begin Text
Therefore, the production of some models might be stopped and as suggested by a report on BikeWale, Honda CB Unicorn 160 could be one of them. With Hornet 160R, X-Blade, and CB Unicorn 160, Honda has three bikes in the 160cc segment. While CB Unicorn 160 is the cheapest among the lot, its sales have been staggering lately and have not been up to Honda’s liking.
A few years ago Honda Unicorn was one among the famous bikes in the segment but the advent of feature laden bikes led to decline in its popularity. Not to mention that the brand’s own offerings such as CB Hornet and X-Blade led to some cannibalization of Unicorn’s sales. The taste of customers over these years has changed and as the youth gets more focused on looks and features, CB Unicorn sure does feel long in the tooth.
CB Unicorn was supposed to be an offering for such customers who wanted a commuter bike with a bump in power while maintaining a good mileage. The aforementioned report also states that the customer demand on dealerships for Unicorn has gone down drastically. Features and looks seem to be dominating the segment as of now, and CB Unicorn has neither.
As far as the mechanicals of Honda CB Unicorn are concerned, the bike gets a 162.71-cc unit. The output of this single cylinder engine is rated at 14.5 Bhp and 14.61 Nm. Honda offer its Honda Eco Technology with the said bike and the brand claims that this maximizes the mileage while enhancing the engine’s performance. The bike has a 5-speed transmission as standard.
end Text
Tasks to perform ::
1 – Retype the stretch of the Honda CB Unicorn 160 article from "A few years" through "Unicorn has neither.".
2 – According to the Honda CB Unicorn 160 article, what output is the bike's single-cylinder engine rated at?
3 – Write what follows the last sentence of the Honda CB Unicorn 160 article.
begin Stored rows
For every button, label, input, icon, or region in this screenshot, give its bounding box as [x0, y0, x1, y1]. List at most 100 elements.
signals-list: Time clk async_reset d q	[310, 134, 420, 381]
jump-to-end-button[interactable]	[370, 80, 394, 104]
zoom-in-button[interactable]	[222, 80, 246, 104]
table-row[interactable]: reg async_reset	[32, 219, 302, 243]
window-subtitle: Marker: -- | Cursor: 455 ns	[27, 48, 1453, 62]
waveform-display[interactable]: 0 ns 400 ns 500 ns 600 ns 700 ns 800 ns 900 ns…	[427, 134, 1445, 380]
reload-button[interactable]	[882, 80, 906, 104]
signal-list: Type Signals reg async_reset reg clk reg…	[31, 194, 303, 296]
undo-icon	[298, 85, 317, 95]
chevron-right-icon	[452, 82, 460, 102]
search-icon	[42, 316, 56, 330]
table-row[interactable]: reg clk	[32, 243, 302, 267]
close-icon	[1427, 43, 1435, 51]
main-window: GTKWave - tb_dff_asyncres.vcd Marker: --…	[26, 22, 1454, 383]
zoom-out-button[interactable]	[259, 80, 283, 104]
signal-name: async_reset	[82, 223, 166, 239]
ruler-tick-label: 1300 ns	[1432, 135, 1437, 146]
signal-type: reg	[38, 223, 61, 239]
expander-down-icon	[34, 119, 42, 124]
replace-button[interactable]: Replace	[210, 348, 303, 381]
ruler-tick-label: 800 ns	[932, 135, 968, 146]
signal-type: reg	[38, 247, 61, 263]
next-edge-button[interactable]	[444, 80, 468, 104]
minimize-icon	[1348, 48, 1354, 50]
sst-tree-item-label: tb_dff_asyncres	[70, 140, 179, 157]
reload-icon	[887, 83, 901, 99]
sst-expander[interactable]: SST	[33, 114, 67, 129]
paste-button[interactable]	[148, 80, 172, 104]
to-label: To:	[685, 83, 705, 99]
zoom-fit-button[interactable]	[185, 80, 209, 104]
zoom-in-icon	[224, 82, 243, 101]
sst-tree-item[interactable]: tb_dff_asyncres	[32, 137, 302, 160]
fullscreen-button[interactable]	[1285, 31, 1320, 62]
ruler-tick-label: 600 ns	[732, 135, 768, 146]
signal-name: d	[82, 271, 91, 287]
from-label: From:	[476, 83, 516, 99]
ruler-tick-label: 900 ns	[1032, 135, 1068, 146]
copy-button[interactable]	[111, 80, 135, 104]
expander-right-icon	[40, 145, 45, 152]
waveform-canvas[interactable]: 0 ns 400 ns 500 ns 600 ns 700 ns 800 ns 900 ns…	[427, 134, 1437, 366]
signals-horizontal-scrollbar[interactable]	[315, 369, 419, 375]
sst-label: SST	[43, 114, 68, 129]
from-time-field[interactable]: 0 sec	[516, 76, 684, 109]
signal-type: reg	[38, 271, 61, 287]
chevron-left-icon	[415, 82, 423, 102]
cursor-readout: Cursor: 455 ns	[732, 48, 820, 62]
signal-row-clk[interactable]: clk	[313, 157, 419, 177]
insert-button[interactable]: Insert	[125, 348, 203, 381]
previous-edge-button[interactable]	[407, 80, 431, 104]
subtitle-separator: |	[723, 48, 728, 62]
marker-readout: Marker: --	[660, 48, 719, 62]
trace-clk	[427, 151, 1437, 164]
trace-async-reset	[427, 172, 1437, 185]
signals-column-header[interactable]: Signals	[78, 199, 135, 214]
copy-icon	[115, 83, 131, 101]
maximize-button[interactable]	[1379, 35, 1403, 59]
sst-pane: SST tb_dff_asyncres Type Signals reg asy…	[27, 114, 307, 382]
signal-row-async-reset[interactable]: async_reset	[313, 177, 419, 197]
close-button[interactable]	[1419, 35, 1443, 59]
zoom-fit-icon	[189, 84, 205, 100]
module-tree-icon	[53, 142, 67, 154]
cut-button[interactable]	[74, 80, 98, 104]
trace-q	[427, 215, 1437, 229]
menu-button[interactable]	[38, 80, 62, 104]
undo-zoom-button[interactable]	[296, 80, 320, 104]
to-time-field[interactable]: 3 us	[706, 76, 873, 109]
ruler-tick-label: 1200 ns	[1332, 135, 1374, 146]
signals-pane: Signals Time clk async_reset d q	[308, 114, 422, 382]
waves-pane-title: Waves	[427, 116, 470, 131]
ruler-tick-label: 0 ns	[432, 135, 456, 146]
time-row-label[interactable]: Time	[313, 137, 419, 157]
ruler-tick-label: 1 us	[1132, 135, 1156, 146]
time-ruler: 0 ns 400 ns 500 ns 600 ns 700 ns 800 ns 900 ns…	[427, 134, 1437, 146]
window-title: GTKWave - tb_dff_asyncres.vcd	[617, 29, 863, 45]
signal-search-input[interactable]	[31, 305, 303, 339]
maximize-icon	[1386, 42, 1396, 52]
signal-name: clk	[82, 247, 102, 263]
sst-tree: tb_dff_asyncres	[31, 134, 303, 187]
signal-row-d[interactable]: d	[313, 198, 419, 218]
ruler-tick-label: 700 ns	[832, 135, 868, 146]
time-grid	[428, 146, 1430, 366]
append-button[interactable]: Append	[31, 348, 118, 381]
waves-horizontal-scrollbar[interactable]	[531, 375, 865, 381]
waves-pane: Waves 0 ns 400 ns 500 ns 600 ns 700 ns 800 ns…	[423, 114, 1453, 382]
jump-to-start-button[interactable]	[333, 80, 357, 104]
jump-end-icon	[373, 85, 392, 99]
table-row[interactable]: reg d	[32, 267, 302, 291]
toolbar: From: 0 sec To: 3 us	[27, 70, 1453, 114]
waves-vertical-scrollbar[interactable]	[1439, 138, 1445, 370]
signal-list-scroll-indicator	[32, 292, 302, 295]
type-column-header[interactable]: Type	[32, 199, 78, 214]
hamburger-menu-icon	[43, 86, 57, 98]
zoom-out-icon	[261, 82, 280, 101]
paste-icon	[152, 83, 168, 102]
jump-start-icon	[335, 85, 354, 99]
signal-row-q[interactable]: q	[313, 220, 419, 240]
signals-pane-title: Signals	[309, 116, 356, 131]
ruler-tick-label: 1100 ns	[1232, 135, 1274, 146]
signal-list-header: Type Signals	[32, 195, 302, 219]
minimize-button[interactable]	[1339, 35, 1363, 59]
end Stored rows
Exercise answers ::
1 –
A few years ago Honda Unicorn was one among the famous bikes in the segment but the advent of feature laden bikes led to decline in its popularity. Not to mention that the brand’s own offerings such as CB Hornet and X-Blade led to some cannibalization of Unicorn’s sales. The taste of customers over these years has changed and as the youth gets more focused on looks and features, CB Unicorn sure does feel long in the tooth.
CB Unicorn was supposed to be an offering for such customers who wanted a commuter bike with a bump in power while maintaining a good mileage. The aforementioned report also states that the customer demand on dealerships for Unicorn has gone down drastically. Features and looks seem to be dominating the segment as of now, and CB Unicorn has neither.

2 – 14.5 Bhp and 14.61 Nm.

3 –
Honda CB Unicorn’s sales too do not have a saving story to tell and in January 2019, the bike could sell only 4 measly units. Contrast this with the sales of 2,666 models of Unicorn sold in January 2018 and Honda’s decision starts making sense. While Honda has made no comment on the matter so far, moving this bike off the model line-up before the BS-VI norms kick in could be a sensible move for Honda. Because as mentioned in the article before, such low sales do not make Unicorn a viable bike to update as per the new emission norms.
The company also has a Unicorn 150 in the market and as compared to the more powerful CB Unicorn 160, this has been bringing in good sales numbers. Perhaps a price tag lower than the elder sibling makes Unicorn 150 a hit among the customers.